**Your goal:** Which lines in the records below contain the word "color"? Copy each of them.

(Figure record listings)
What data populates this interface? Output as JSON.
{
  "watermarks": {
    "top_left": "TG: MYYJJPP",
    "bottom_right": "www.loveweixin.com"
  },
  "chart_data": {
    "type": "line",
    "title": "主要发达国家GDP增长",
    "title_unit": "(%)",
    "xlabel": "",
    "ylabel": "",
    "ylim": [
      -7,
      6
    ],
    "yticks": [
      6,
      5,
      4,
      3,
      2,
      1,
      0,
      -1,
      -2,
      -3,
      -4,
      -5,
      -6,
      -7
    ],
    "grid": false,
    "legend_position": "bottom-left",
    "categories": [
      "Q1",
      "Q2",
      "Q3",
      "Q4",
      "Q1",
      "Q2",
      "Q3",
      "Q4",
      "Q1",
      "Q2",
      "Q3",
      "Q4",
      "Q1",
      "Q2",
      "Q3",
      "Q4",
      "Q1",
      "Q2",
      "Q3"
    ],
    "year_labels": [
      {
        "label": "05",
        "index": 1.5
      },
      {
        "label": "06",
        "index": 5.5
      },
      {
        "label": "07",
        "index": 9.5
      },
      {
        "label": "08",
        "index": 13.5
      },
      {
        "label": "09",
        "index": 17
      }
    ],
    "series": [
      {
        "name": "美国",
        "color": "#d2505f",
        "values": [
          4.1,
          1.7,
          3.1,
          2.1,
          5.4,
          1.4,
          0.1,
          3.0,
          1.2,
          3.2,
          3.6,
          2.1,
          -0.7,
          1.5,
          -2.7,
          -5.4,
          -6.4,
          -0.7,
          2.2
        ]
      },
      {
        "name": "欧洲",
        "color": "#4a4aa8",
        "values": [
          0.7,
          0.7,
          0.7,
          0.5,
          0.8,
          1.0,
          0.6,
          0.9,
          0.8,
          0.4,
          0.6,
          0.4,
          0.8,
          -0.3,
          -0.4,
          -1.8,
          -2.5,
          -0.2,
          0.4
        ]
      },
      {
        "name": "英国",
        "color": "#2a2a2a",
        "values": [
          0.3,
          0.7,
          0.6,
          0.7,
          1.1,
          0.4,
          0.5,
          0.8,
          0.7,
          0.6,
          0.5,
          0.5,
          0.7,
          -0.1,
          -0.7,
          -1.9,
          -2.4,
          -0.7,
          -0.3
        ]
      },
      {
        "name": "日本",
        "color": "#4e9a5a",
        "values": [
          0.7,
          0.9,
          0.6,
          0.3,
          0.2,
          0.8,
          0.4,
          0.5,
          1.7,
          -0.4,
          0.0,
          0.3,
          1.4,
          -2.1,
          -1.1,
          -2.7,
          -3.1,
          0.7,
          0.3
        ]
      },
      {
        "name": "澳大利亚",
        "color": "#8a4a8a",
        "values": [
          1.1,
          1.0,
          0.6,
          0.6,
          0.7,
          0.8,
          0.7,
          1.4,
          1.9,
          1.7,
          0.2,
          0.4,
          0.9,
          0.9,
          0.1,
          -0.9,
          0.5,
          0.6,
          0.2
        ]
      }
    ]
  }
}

**Solution for this problem:**
        "color": "#d2505f",
        "color": "#4a4aa8",
        "color": "#2a2a2a",
        "color": "#4e9a5a",
        "color": "#8a4a8a",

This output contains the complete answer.